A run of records
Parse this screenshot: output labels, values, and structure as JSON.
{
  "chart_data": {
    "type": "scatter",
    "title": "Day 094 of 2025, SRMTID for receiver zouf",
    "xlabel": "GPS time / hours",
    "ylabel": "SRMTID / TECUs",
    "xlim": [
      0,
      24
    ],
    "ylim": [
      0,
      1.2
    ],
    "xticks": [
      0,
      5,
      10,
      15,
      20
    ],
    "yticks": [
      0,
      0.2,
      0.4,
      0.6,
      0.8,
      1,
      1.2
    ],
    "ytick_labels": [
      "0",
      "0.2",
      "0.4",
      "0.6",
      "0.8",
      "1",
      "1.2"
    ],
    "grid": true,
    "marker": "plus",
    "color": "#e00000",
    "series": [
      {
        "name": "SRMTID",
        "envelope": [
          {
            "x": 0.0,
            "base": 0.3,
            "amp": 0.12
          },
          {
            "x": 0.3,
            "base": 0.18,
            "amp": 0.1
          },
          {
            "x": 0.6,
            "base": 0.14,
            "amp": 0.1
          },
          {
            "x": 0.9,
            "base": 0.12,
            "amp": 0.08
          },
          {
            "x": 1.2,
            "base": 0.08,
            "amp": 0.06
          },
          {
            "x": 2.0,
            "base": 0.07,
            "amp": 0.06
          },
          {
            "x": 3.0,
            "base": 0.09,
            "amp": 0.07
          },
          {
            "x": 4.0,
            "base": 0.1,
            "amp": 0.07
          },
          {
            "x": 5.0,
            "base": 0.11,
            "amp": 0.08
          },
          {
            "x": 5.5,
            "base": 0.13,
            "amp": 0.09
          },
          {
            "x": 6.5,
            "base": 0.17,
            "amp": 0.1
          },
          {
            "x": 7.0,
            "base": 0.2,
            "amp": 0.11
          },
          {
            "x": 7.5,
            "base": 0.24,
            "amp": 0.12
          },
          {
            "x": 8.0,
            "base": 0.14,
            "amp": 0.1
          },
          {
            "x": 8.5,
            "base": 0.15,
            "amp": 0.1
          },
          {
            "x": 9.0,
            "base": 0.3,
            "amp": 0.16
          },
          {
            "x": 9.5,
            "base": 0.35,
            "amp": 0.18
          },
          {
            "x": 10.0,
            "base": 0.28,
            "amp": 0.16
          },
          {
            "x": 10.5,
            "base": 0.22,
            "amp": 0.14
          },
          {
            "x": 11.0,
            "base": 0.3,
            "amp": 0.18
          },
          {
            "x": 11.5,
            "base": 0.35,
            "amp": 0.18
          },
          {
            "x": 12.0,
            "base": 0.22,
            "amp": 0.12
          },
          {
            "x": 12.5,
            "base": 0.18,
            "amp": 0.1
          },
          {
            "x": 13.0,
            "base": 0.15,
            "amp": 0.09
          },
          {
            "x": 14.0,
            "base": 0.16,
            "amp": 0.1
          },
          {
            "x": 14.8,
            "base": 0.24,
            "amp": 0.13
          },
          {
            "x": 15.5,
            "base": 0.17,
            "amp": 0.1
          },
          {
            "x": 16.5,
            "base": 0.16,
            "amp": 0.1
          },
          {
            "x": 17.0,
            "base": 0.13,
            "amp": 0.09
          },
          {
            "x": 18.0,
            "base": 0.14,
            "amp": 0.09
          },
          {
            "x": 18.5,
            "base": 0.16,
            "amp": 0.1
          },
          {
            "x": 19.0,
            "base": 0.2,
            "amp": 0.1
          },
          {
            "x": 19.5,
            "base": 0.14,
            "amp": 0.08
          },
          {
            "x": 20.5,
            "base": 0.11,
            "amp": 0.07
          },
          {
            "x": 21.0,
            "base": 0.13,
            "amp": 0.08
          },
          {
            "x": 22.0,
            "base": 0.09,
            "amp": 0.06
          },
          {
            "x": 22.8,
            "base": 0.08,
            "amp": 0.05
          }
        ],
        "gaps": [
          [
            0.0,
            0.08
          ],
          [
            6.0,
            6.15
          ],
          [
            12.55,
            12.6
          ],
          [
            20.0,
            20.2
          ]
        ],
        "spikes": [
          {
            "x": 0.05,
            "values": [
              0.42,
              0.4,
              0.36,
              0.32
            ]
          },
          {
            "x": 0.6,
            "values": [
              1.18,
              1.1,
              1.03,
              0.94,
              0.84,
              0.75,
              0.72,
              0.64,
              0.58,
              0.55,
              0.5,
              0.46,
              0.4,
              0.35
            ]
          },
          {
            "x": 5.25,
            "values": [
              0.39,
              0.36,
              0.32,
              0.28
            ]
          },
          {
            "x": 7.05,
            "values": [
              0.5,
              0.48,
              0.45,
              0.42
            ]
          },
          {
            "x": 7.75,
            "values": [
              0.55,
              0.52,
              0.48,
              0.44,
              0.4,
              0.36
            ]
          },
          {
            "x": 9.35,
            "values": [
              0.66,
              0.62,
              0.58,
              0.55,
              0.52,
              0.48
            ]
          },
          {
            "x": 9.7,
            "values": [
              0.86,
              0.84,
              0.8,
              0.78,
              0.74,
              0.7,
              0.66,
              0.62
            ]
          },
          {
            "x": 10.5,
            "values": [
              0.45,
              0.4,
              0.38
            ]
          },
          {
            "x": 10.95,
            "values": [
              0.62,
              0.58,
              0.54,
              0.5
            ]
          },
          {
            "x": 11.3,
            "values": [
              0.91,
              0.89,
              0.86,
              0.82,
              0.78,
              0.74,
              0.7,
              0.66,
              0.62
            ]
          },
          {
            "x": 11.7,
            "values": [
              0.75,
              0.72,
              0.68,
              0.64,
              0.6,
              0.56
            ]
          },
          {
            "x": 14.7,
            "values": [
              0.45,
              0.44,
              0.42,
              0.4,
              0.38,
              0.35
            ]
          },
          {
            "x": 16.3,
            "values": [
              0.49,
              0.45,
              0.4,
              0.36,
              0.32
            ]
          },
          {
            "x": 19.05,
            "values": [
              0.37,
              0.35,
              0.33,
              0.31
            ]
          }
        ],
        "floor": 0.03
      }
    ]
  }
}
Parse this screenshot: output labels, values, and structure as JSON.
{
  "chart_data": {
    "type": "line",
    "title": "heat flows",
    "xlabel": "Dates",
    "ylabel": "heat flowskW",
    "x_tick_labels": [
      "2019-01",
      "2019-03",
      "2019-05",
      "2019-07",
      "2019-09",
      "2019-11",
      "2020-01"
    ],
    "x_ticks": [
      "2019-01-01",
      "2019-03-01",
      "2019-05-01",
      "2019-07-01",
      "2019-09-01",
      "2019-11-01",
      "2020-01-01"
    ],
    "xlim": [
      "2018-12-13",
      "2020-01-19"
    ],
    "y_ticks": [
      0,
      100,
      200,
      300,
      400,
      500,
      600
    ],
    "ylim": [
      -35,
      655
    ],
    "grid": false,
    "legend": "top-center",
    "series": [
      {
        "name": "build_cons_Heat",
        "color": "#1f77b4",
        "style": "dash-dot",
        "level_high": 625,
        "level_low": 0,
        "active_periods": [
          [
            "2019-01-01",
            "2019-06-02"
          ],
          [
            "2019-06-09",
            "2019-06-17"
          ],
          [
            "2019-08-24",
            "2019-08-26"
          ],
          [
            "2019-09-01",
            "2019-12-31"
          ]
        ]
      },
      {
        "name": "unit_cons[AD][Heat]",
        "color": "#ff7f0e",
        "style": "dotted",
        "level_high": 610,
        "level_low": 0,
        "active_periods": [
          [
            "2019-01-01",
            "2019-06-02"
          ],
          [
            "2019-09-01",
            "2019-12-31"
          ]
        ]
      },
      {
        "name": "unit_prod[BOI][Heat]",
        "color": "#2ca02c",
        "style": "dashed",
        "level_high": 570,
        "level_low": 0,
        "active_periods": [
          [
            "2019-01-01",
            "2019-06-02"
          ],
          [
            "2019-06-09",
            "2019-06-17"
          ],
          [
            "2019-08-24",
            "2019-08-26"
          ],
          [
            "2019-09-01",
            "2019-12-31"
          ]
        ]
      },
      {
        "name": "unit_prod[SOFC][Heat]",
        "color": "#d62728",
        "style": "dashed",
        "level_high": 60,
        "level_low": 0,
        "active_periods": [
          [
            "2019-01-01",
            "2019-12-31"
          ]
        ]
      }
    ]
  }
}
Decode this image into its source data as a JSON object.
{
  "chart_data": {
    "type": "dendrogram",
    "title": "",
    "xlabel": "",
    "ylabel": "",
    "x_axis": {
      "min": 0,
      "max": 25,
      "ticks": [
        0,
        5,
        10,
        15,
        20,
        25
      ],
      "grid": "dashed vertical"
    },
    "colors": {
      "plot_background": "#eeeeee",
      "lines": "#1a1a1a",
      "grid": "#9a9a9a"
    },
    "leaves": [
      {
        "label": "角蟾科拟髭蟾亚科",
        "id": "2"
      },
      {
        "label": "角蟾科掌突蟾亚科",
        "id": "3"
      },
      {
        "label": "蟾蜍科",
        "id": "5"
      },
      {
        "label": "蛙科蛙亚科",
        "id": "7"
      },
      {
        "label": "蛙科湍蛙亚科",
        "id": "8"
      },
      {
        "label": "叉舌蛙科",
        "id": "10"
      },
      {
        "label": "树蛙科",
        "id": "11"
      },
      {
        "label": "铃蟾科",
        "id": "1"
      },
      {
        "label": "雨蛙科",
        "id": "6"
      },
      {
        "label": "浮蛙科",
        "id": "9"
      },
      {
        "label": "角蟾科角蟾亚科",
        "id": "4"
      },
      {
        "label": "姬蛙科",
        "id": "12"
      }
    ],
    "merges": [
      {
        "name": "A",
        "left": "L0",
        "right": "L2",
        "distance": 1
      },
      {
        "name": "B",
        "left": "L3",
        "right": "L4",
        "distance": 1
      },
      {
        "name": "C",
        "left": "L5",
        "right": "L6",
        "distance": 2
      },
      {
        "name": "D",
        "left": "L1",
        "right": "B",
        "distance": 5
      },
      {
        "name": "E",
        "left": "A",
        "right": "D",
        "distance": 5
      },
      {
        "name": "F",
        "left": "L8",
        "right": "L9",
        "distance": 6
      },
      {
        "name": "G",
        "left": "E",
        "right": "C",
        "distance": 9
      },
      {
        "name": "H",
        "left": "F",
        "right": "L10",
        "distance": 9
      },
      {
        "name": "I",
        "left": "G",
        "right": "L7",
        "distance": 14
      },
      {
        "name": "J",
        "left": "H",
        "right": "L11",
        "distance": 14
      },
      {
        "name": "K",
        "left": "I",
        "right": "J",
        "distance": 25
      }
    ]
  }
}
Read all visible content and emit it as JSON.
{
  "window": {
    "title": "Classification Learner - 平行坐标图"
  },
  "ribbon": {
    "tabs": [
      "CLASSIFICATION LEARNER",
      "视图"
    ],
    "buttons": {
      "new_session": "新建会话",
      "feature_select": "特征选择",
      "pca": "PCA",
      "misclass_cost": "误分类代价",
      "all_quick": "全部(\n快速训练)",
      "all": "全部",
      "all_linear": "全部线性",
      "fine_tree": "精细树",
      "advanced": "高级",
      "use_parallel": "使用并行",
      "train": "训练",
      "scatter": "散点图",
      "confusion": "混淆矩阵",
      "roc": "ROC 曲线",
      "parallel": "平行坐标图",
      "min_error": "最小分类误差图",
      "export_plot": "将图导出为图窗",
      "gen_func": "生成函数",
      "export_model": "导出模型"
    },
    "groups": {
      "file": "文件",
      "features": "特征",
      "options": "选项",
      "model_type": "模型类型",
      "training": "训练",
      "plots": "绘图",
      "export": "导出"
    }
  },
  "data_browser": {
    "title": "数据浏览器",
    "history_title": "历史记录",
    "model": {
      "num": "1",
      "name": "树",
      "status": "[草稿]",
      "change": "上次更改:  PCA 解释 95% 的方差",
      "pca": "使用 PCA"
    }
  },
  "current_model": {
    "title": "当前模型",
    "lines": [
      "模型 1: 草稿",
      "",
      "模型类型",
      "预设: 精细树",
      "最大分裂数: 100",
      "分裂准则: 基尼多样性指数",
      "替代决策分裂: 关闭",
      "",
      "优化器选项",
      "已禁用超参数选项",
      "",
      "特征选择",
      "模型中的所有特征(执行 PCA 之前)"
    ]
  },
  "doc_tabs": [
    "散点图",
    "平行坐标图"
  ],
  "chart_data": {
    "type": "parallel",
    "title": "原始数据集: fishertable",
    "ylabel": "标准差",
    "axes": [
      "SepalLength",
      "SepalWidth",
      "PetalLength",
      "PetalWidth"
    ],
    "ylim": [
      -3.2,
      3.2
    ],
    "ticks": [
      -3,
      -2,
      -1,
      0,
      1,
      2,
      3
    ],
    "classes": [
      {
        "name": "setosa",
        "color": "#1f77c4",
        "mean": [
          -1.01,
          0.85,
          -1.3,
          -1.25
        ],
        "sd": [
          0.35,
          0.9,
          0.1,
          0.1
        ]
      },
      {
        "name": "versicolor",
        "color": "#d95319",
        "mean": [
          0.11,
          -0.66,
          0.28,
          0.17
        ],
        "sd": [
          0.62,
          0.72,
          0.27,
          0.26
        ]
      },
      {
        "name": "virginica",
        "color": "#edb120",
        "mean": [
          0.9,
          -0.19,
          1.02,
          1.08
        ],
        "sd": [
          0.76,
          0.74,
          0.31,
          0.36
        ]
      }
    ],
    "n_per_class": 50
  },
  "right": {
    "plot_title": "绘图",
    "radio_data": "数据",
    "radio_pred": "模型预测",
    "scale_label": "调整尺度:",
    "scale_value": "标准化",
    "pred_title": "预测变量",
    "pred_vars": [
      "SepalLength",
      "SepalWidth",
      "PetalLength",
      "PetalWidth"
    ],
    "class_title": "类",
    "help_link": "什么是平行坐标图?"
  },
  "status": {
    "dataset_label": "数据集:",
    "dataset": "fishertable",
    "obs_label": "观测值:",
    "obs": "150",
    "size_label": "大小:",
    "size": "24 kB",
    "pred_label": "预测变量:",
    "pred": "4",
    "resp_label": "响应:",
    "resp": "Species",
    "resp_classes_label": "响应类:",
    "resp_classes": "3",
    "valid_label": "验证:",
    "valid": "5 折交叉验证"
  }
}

• **STATED GOAL**
Only a number is wanted here: how many lines in the data above include the string "style"?

• **WRITTEN RESPONSE**
4